GOAL – Every entry must be given again exactly.
begin
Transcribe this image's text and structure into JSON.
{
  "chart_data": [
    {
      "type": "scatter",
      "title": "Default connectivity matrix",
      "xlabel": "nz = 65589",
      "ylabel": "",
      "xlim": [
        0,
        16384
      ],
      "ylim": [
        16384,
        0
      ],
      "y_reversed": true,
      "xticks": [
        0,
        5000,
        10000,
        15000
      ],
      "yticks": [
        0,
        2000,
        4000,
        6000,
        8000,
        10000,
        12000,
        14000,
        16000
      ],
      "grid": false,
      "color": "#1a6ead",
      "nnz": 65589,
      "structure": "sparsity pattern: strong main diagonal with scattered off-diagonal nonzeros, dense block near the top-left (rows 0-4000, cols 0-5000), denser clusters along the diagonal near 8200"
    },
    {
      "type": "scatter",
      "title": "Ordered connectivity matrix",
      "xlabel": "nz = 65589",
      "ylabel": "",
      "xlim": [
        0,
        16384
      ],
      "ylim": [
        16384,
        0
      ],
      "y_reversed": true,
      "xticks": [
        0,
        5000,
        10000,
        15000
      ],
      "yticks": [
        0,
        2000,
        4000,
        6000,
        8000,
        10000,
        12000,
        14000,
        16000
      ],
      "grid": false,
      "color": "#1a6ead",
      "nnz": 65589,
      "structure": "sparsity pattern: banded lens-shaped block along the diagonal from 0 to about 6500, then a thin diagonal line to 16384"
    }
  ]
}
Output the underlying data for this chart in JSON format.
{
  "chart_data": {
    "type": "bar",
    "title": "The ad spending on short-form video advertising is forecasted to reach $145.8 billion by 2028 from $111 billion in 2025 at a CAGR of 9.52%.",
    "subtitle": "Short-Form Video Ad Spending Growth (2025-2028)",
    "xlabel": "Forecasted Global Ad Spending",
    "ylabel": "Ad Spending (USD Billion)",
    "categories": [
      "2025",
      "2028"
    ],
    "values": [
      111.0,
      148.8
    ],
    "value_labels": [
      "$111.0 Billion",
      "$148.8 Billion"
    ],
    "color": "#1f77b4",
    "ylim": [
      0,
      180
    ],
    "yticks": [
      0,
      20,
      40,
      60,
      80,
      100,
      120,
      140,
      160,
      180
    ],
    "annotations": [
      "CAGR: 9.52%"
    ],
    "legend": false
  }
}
end
WORKED ANSWER –
Transcribe this image's text and structure into JSON.
{
  "chart_data": [
    {
      "type": "scatter",
      "title": "Default connectivity matrix",
      "xlabel": "nz = 65589",
      "ylabel": "",
      "xlim": [
        0,
        16384
      ],
      "ylim": [
        16384,
        0
      ],
      "y_reversed": true,
      "xticks": [
        0,
        5000,
        10000,
        15000
      ],
      "yticks": [
        0,
        2000,
        4000,
        6000,
        8000,
        10000,
        12000,
        14000,
        16000
      ],
      "grid": false,
      "color": "#1a6ead",
      "nnz": 65589,
      "structure": "sparsity pattern: strong main diagonal with scattered off-diagonal nonzeros, dense block near the top-left (rows 0-4000, cols 0-5000), denser clusters along the diagonal near 8200"
    },
    {
      "type": "scatter",
      "title": "Ordered connectivity matrix",
      "xlabel": "nz = 65589",
      "ylabel": "",
      "xlim": [
        0,
        16384
      ],
      "ylim": [
        16384,
        0
      ],
      "y_reversed": true,
      "xticks": [
        0,
        5000,
        10000,
        15000
      ],
      "yticks": [
        0,
        2000,
        4000,
        6000,
        8000,
        10000,
        12000,
        14000,
        16000
      ],
      "grid": false,
      "color": "#1a6ead",
      "nnz": 65589,
      "structure": "sparsity pattern: banded lens-shaped block along the diagonal from 0 to about 6500, then a thin diagonal line to 16384"
    }
  ]
}
Output the underlying data for this chart in JSON format.
{
  "chart_data": {
    "type": "bar",
    "title": "The ad spending on short-form video advertising is forecasted to reach $145.8 billion by 2028 from $111 billion in 2025 at a CAGR of 9.52%.",
    "subtitle": "Short-Form Video Ad Spending Growth (2025-2028)",
    "xlabel": "Forecasted Global Ad Spending",
    "ylabel": "Ad Spending (USD Billion)",
    "categories": [
      "2025",
      "2028"
    ],
    "values": [
      111.0,
      148.8
    ],
    "value_labels": [
      "$111.0 Billion",
      "$148.8 Billion"
    ],
    "color": "#1f77b4",
    "ylim": [
      0,
      180
    ],
    "yticks": [
      0,
      20,
      40,
      60,
      80,
      100,
      120,
      140,
      160,
      180
    ],
    "annotations": [
      "CAGR: 9.52%"
    ],
    "legend": false
  }
}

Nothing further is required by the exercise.